** Opening The records block **
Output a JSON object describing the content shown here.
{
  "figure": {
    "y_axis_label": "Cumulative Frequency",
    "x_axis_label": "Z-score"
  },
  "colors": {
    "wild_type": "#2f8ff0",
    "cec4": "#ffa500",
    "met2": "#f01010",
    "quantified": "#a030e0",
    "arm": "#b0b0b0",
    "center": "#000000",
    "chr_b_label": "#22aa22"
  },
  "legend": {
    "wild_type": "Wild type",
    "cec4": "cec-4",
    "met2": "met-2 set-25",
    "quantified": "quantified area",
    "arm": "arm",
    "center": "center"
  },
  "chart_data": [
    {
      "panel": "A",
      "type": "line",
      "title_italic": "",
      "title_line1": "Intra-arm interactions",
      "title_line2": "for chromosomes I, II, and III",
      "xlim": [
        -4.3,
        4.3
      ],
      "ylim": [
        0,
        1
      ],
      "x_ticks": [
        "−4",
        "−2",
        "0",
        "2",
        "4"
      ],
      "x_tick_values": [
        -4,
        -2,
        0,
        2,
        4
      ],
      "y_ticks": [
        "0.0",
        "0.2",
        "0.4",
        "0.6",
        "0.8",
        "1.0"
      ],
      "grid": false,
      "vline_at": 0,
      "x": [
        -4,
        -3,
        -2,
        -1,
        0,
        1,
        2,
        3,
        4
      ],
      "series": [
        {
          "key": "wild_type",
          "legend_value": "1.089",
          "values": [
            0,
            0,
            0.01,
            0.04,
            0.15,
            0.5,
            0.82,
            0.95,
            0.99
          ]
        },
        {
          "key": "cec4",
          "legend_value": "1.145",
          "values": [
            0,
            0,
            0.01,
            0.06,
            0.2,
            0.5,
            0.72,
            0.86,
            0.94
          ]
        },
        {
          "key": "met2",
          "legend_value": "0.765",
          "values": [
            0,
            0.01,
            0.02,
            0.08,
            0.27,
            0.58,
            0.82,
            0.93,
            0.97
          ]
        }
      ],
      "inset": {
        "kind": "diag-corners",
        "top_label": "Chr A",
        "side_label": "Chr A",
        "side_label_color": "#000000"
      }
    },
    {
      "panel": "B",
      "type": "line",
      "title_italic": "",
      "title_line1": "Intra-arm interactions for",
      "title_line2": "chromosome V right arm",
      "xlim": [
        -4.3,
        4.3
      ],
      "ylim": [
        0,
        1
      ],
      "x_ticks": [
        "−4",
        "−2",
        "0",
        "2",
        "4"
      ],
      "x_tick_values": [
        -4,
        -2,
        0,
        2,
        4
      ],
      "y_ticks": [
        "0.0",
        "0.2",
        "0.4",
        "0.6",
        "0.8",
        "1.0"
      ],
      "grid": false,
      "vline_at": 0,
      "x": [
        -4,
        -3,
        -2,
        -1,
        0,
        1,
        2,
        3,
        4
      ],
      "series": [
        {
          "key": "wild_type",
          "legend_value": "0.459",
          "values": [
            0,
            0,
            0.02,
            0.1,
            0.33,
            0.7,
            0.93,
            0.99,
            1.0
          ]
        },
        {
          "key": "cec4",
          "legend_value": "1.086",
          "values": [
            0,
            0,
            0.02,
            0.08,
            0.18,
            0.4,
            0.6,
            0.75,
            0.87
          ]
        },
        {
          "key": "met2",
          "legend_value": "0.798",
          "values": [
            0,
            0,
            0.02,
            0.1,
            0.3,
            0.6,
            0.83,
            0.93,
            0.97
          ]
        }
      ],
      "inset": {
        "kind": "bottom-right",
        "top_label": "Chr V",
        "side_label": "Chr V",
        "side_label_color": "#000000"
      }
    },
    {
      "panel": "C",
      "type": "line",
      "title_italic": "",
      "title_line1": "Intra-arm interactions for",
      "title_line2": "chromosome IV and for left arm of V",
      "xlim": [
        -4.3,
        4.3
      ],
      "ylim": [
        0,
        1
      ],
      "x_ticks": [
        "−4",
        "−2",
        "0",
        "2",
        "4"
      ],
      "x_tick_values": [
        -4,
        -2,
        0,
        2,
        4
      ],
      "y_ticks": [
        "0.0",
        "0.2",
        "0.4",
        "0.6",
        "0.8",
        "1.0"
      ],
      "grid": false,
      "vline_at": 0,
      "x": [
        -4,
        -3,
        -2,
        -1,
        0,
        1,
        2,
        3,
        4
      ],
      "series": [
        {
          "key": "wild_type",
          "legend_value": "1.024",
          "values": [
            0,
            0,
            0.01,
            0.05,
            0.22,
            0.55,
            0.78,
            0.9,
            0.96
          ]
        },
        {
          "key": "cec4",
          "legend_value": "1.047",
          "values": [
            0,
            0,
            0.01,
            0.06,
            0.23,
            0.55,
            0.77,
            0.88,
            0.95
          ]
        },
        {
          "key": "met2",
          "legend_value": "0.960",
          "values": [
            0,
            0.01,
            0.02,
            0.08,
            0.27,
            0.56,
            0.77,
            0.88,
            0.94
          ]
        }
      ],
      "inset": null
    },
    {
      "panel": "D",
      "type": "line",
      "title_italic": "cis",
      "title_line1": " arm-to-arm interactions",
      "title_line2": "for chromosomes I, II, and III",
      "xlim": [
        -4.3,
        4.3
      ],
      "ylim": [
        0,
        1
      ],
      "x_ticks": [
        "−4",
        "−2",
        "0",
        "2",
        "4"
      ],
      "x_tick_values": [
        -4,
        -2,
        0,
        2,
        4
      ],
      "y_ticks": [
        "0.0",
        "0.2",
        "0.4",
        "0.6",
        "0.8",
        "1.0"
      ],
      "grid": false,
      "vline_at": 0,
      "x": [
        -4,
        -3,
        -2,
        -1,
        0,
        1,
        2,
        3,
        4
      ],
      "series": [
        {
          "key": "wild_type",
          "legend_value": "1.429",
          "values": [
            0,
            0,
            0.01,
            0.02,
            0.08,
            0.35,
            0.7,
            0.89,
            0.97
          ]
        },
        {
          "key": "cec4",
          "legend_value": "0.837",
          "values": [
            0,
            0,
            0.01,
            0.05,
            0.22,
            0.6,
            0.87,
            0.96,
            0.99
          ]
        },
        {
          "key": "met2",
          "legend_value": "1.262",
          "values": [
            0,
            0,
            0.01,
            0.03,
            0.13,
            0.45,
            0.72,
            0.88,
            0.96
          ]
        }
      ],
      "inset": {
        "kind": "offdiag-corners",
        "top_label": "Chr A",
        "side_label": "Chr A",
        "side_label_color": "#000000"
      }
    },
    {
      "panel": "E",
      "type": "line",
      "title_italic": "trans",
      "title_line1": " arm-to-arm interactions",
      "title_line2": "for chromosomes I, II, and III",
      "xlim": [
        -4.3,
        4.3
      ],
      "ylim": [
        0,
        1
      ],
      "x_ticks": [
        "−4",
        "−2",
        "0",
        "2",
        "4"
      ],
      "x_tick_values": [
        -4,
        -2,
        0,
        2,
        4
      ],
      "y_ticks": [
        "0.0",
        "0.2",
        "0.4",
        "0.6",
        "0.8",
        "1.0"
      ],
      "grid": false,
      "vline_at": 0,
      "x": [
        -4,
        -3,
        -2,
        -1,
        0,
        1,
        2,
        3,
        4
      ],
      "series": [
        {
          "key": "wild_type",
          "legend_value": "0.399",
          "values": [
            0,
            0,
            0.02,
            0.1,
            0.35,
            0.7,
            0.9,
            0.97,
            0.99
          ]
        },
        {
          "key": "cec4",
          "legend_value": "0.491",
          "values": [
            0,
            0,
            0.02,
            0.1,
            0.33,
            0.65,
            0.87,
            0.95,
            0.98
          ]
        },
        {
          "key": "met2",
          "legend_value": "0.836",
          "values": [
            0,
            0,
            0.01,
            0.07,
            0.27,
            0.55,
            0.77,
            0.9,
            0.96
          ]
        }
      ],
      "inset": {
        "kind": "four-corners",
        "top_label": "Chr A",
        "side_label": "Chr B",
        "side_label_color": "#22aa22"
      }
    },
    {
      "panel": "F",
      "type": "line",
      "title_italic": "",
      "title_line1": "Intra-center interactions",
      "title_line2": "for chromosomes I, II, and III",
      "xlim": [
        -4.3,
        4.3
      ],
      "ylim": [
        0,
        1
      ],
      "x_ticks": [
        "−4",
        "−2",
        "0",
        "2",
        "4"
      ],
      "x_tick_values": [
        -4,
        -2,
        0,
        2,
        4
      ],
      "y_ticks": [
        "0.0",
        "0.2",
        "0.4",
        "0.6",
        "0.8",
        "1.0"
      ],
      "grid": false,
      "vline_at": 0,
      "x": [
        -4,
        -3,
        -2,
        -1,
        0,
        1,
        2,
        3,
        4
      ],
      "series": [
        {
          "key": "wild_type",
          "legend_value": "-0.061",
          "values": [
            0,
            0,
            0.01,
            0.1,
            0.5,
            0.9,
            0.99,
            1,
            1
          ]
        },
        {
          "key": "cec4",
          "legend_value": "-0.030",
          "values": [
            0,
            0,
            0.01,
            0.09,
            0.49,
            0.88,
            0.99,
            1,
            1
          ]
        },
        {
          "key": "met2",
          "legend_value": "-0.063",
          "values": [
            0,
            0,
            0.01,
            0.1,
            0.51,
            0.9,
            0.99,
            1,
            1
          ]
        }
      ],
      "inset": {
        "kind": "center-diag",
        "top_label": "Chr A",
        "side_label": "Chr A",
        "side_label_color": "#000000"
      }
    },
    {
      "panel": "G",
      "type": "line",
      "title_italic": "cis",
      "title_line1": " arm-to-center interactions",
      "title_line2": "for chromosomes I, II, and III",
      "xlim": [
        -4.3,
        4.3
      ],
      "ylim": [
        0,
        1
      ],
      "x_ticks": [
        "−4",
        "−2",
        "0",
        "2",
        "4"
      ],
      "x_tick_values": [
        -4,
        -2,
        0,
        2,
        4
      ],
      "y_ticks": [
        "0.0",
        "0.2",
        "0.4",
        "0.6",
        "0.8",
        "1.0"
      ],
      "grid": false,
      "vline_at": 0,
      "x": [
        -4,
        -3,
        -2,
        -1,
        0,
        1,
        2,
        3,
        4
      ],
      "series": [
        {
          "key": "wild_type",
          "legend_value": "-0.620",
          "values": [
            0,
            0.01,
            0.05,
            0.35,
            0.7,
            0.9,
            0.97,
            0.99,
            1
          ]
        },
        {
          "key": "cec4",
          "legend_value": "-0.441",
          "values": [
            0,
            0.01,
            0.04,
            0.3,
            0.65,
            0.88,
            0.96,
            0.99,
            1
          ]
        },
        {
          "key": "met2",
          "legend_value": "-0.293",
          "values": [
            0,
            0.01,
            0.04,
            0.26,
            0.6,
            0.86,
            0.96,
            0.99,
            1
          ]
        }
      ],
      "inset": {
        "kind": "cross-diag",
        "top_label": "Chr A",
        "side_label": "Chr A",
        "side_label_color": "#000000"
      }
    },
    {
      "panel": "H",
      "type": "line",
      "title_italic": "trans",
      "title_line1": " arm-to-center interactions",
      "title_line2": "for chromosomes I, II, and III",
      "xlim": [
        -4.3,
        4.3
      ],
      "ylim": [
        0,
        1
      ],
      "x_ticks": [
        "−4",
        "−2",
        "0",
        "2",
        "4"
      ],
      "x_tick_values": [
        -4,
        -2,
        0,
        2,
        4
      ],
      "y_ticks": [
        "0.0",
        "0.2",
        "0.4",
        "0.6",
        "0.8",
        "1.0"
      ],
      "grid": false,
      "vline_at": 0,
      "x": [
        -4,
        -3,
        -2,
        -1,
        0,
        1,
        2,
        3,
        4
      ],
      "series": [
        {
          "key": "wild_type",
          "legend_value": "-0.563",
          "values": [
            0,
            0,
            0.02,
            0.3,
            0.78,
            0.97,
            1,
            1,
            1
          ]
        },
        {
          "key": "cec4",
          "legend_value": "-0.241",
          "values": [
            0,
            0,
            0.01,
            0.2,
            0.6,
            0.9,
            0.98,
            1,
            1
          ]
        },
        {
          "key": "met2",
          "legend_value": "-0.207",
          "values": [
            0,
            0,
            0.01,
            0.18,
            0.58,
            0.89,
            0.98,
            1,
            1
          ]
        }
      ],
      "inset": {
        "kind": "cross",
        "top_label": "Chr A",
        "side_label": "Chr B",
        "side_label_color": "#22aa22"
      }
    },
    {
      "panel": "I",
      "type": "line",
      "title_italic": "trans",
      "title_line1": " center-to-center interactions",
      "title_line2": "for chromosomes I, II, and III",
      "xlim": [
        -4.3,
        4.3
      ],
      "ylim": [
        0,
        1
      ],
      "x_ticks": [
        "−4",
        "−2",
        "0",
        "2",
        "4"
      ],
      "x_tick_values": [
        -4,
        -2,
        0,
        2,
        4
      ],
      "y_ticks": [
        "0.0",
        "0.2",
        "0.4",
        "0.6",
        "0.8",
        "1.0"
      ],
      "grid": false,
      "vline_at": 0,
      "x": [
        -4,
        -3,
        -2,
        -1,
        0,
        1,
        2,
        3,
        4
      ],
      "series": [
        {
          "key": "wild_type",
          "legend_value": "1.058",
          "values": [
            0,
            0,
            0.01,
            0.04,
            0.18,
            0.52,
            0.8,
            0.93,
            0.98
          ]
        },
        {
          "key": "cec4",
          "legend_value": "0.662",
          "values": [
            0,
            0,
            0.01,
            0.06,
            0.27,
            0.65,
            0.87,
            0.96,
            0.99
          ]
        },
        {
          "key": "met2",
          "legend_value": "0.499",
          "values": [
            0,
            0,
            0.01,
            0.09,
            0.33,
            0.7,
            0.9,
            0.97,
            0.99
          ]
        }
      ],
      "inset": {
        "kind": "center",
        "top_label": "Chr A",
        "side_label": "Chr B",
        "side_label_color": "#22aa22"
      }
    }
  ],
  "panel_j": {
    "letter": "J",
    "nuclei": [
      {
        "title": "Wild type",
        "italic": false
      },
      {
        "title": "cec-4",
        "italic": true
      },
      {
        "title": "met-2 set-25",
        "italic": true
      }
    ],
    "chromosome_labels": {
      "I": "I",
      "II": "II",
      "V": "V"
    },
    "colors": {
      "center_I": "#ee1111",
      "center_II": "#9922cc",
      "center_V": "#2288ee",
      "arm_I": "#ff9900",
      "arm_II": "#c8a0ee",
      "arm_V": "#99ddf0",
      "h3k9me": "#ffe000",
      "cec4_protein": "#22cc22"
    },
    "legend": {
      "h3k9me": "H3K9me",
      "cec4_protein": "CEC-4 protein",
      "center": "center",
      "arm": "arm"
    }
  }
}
** Closing The records block **
§ Work to be completed:
Whenever a line of the material holds the word "corners", copy it out.

§ Response below:
        "kind": "diag-corners",
        "kind": "offdiag-corners",
        "kind": "four-corners",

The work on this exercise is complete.